**What to do**: Below are some entries. Work out how many of their lines hold the word "ญของระบบสารสนเทศได", and write that number alone.

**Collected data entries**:
--- start ---

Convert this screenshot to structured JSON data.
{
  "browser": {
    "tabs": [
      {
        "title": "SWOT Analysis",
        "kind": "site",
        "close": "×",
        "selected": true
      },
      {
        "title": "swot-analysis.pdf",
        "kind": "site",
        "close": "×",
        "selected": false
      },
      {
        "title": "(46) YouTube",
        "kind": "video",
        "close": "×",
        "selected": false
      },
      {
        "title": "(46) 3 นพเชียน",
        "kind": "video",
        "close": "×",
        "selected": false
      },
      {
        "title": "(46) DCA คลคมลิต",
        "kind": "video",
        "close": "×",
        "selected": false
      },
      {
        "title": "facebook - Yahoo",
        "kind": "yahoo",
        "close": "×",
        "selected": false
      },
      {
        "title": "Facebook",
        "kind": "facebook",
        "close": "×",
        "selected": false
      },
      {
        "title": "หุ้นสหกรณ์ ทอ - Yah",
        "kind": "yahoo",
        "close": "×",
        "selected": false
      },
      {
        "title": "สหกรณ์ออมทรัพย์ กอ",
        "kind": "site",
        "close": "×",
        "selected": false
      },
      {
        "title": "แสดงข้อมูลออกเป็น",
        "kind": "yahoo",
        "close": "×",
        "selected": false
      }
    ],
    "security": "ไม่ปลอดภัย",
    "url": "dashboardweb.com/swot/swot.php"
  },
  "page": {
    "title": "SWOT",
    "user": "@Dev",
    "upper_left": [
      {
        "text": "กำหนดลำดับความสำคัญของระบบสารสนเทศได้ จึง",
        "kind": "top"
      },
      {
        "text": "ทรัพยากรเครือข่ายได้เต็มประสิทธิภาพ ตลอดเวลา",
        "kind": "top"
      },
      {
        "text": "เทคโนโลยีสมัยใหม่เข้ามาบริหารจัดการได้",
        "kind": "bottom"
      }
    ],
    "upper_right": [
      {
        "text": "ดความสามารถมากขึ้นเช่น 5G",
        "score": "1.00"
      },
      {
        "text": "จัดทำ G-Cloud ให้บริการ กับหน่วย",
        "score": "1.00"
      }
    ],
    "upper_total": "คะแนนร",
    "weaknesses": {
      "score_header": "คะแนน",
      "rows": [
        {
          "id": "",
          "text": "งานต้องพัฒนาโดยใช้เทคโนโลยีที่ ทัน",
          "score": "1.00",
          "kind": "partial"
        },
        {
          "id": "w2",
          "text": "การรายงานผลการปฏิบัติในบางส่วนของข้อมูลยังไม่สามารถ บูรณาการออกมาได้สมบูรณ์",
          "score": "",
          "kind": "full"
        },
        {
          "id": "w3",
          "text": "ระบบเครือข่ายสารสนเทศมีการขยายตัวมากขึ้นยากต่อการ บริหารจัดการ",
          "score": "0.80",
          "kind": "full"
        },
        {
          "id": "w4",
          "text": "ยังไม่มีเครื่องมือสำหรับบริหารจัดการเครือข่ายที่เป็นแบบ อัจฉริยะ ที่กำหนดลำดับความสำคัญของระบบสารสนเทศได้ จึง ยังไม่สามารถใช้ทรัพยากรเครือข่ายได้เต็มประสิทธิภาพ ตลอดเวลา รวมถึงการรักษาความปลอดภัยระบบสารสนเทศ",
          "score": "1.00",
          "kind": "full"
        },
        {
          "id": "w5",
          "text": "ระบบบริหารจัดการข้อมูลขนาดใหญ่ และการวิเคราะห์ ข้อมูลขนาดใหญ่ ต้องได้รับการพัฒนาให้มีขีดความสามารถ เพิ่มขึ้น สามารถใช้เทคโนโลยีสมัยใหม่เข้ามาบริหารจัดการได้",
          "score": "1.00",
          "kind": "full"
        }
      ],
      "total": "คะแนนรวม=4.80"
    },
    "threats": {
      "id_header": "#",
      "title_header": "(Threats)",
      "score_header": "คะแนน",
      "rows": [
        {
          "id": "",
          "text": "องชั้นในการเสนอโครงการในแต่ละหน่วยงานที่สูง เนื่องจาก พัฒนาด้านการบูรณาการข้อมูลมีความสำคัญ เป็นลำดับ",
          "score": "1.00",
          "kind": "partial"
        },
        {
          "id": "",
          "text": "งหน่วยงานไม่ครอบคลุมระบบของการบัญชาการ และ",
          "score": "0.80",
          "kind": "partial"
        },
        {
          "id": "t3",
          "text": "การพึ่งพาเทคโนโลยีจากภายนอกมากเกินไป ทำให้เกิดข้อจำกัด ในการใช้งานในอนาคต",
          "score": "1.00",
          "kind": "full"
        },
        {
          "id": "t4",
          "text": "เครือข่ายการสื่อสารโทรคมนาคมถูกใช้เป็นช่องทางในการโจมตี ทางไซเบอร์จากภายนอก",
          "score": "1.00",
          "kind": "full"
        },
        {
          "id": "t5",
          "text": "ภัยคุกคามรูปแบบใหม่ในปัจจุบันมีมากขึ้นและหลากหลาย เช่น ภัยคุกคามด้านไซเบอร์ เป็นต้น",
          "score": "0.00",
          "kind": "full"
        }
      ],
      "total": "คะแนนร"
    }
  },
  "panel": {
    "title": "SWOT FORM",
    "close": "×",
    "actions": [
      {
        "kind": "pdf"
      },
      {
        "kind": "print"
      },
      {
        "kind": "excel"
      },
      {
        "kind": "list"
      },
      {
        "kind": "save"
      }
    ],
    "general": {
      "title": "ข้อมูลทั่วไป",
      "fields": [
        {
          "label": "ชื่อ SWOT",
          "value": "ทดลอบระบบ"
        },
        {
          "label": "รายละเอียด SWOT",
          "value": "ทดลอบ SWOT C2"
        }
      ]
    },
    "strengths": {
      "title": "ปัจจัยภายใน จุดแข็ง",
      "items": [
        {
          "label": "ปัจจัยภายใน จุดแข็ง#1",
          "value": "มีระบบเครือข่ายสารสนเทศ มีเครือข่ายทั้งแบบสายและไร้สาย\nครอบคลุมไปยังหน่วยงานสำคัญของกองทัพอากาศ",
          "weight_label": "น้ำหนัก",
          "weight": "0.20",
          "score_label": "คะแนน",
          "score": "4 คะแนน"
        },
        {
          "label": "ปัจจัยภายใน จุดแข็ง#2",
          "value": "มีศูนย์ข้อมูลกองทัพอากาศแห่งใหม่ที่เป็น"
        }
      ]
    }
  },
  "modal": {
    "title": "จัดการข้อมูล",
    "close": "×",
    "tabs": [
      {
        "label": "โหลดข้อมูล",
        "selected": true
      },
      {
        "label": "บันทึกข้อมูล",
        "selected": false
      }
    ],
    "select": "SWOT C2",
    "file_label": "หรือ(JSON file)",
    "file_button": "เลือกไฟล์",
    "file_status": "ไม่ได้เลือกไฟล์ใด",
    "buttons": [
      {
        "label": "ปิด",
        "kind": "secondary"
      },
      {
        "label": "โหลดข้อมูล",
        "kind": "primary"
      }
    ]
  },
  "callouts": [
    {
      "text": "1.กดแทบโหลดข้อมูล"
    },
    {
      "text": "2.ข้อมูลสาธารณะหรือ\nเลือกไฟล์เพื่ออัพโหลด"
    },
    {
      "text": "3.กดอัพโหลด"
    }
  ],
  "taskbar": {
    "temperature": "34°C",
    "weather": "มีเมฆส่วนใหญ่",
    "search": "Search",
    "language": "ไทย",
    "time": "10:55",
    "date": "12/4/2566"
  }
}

--- end ---

**Finished exercise**: 2